What is required: Find each line with the string "建筑密度等" and copy it.

====== Data to process

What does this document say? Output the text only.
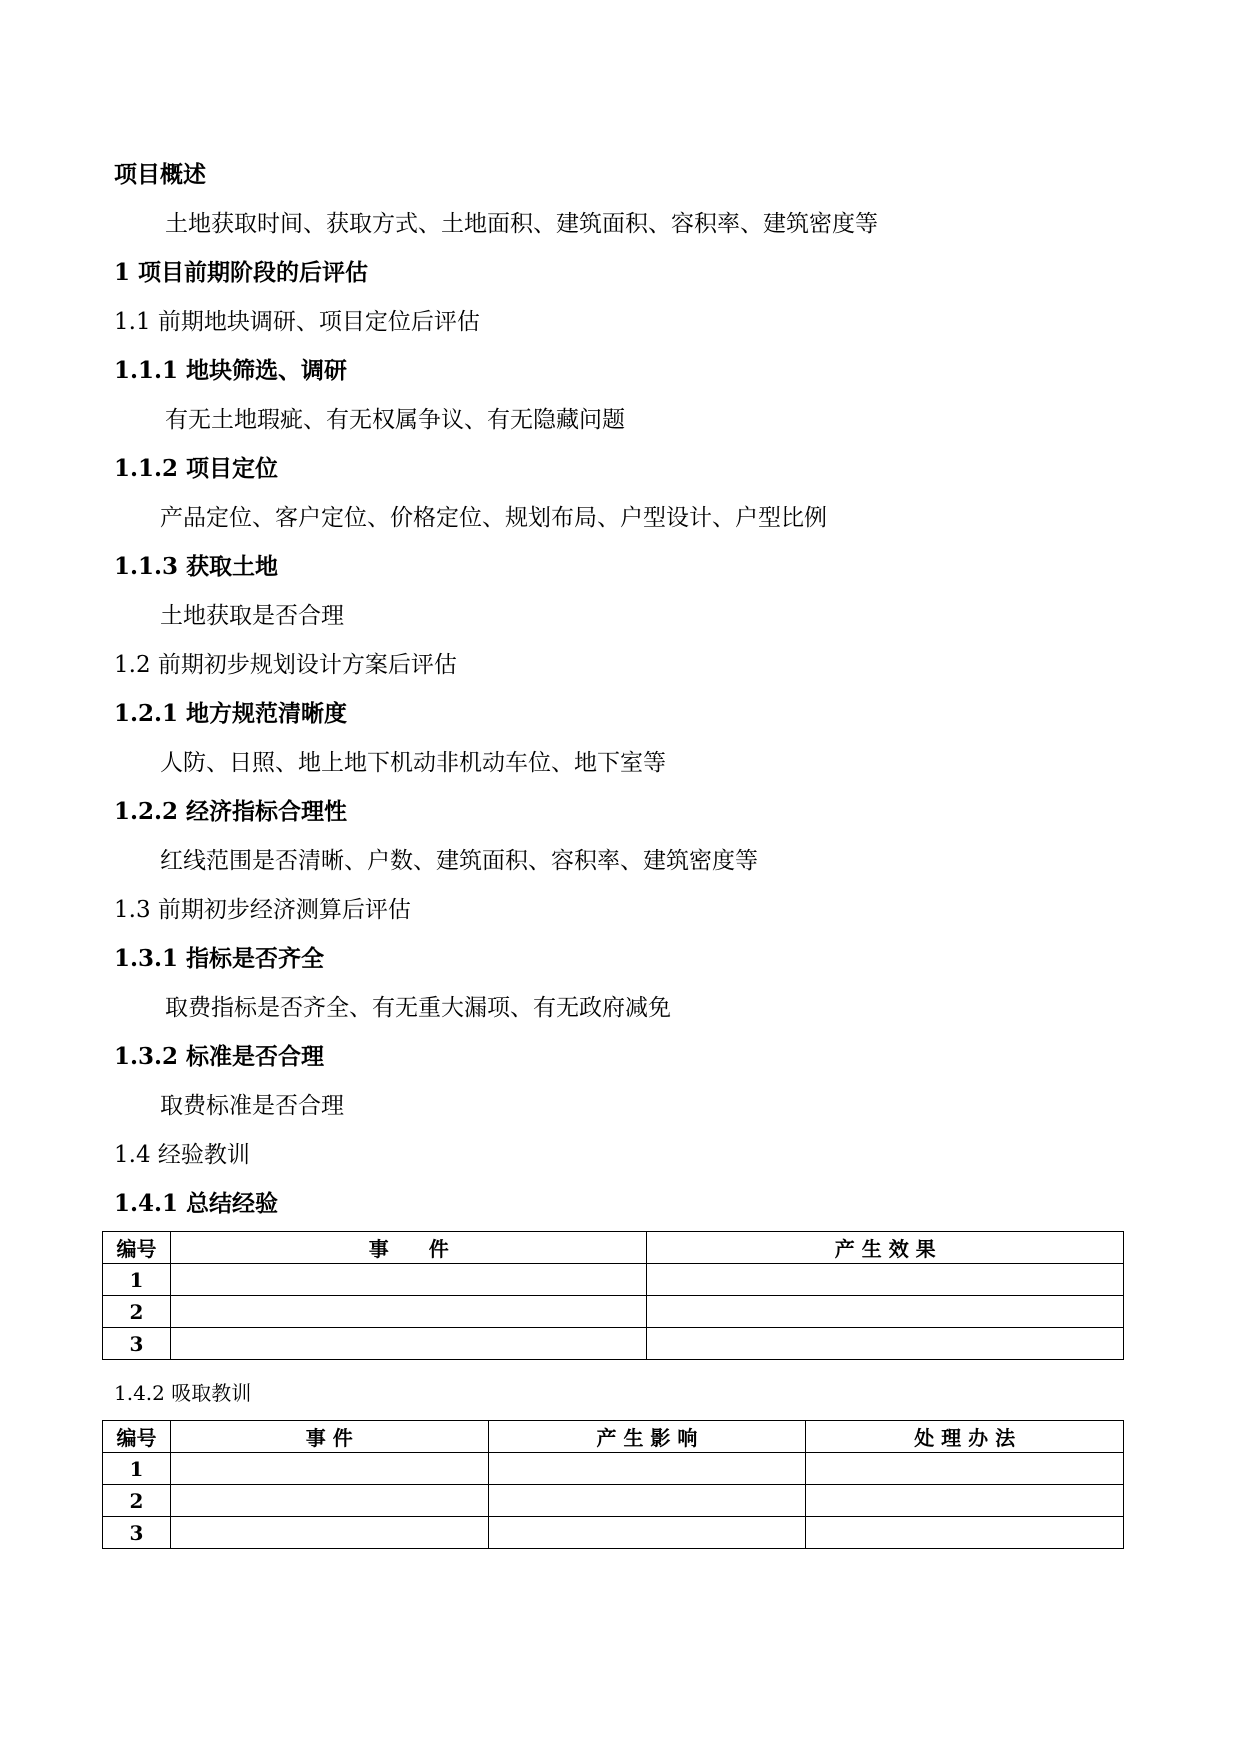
项目概述
土地获取时间、获取方式、土地面积、建筑面积、容积率、建筑密度等
1 项目前期阶段的后评估
1.1 前期地块调研、项目定位后评估
1.1.1 地块筛选、调研
有无土地瑕疵、有无权属争议、有无隐藏问题
1.1.2 项目定位
产品定位、客户定位、价格定位、规划布局、户型设计、户型比例
1.1.3 获取土地
土地获取是否合理
1.2 前期初步规划设计方案后评估
1.2.1 地方规范清晰度
人防、日照、地上地下机动非机动车位、地下室等
1.2.2 经济指标合理性
红线范围是否清晰、户数、建筑面积、容积率、建筑密度等
1.3 前期初步经济测算后评估
1.3.1 指标是否齐全
取费指标是否齐全、有无重大漏项、有无政府减免
1.3.2 标准是否合理
取费标准是否合理
1.4 经验教训
1.4.1 总结经验
编号	事　　件	产 生 效 果
1		
2		
3		
1.4.2 吸取教训
编号	事 件	产 生 影 响	处 理 办 法
1			
2			
3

============

Full solution:
土地获取时间、获取方式、土地面积、建筑面积、容积率、建筑密度等
红线范围是否清晰、户数、建筑面积、容积率、建筑密度等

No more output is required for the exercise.